[Data records]

________

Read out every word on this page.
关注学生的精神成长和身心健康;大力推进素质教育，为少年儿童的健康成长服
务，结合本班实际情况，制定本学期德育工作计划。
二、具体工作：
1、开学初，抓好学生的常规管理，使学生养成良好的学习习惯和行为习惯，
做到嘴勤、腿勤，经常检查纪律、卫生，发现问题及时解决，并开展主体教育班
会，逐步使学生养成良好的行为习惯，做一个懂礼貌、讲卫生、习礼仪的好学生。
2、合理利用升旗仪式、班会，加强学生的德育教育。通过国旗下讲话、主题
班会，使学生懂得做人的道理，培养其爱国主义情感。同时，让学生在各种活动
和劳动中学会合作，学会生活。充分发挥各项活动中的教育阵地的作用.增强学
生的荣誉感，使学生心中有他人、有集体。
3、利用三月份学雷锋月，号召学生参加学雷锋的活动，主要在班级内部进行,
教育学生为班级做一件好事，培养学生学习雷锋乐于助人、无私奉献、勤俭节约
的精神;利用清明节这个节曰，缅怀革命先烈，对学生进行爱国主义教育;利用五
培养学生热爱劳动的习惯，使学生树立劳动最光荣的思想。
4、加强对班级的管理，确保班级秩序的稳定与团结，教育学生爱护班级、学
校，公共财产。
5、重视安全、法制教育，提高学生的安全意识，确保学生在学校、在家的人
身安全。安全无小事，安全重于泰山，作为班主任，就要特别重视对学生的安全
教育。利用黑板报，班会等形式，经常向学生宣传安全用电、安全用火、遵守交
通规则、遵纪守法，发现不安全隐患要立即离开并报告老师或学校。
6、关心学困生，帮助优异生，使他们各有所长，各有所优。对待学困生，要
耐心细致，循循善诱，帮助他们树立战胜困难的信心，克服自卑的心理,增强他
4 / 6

________

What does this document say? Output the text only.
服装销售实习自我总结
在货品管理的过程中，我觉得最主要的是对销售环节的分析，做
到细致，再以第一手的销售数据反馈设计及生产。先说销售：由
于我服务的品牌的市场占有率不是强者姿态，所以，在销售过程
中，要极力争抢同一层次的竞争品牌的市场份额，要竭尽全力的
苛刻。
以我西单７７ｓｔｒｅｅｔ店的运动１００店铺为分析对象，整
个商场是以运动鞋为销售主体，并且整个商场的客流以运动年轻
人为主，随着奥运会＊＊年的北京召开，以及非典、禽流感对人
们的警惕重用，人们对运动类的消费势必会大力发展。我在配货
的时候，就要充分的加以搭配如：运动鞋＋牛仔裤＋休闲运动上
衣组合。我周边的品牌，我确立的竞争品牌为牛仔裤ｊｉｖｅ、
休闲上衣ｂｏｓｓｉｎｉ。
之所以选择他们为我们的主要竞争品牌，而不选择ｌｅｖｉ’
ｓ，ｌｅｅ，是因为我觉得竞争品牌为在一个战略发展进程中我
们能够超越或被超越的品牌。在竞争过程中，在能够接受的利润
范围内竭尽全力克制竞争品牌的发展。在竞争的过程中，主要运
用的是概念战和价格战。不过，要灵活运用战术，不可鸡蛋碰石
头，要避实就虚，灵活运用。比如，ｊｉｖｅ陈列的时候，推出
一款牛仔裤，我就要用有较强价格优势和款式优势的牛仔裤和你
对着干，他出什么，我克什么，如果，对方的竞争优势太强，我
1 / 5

________

## Stated exercise
Track down every line of the material containing the string "this", and copy it.

## Finished answer
Read out every word on this page.
What does this document say? Output the text only.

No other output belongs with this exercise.